## Start

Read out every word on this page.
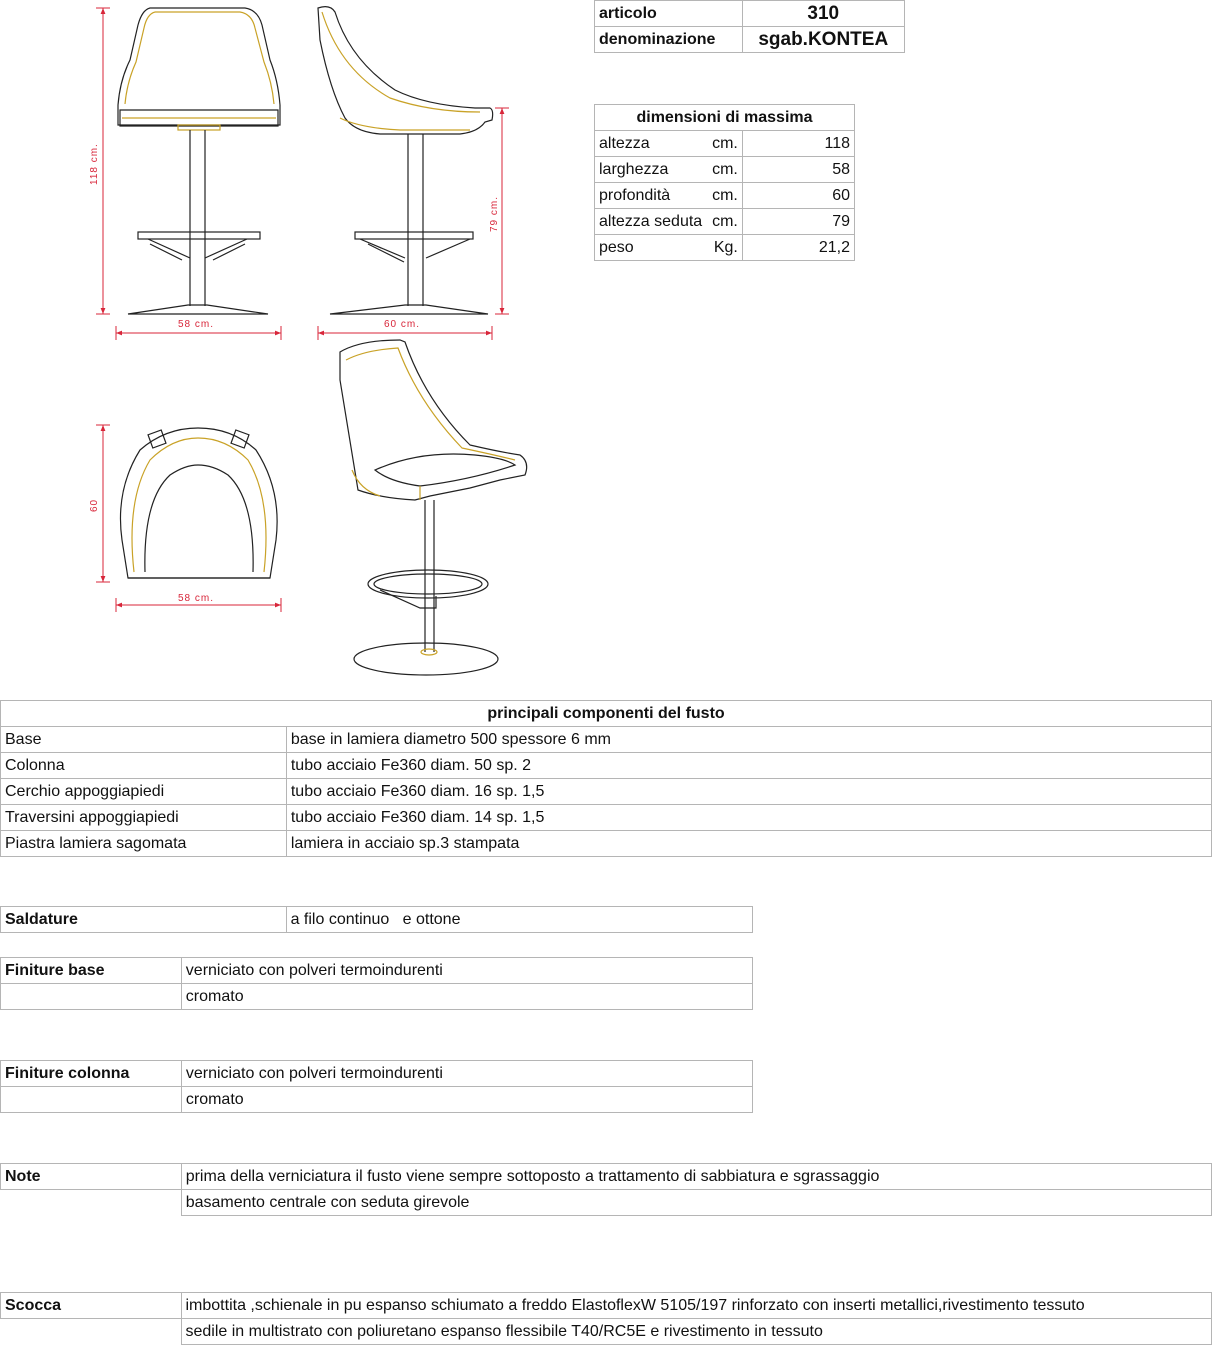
118 cm.
58 cm.
79 cm.
60 cm.
60
58 cm.
articolo	310
denominazione	sgab.KONTEA
dimensioni di massima	

altezza cm.	118

larghezza cm.	58

profondità cm.	60

altezza seduta cm.	79

peso Kg.	21,2
principali componenti del fusto	
Base	base in lamiera diametro 500 spessore 6 mm
Colonna	tubo acciaio Fe360 diam. 50 sp. 2
Cerchio appoggiapiedi	tubo acciaio Fe360 diam. 16 sp. 1,5
Traversini appoggiapiedi	tubo acciaio Fe360 diam. 14 sp. 1,5
Piastra lamiera sagomata	lamiera in acciaio sp.3 stampata
Saldature	a filo continuo   e ottone
Finiture base	verniciato con polveri termoindurenti
	cromato
Finiture colonna	verniciato con polveri termoindurenti
	cromato
Note	prima della verniciatura il fusto viene sempre sottoposto a trattamento di sabbiatura e sgrassaggio
	basamento centrale con seduta girevole
Scocca	imbottita ,schienale in pu espanso schiumato a freddo ElastoflexW 5105/197 rinforzato con inserti metallici,rivestimento tessuto
	sedile in multistrato con poliuretano espanso flessibile T40/RC5E e rivestimento in tessuto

## End

Task brief: Are you able to set down all the lines above exactly, without any pictures?

Task answer:
Read out every word on this page.
118 cm.
58 cm.
79 cm.
60 cm.
60
58 cm.
articolo	310
denominazione	sgab.KONTEA
dimensioni di massima	

altezza cm.	118

larghezza cm.	58

profondità cm.	60

altezza seduta cm.	79

peso Kg.	21,2
principali componenti del fusto	
Base	base in lamiera diametro 500 spessore 6 mm
Colonna	tubo acciaio Fe360 diam. 50 sp. 2
Cerchio appoggiapiedi	tubo acciaio Fe360 diam. 16 sp. 1,5
Traversini appoggiapiedi	tubo acciaio Fe360 diam. 14 sp. 1,5
Piastra lamiera sagomata	lamiera in acciaio sp.3 stampata
Saldature	a filo continuo   e ottone
Finiture base	verniciato con polveri termoindurenti
	cromato
Finiture colonna	verniciato con polveri termoindurenti
	cromato
Note	prima della verniciatura il fusto viene sempre sottoposto a trattamento di sabbiatura e sgrassaggio
	basamento centrale con seduta girevole
Scocca	imbottita ,schienale in pu espanso schiumato a freddo ElastoflexW 5105/197 rinforzato con inserti metallici,rivestimento tessuto
	sedile in multistrato con poliuretano espanso flessibile T40/RC5E e rivestimento in tessuto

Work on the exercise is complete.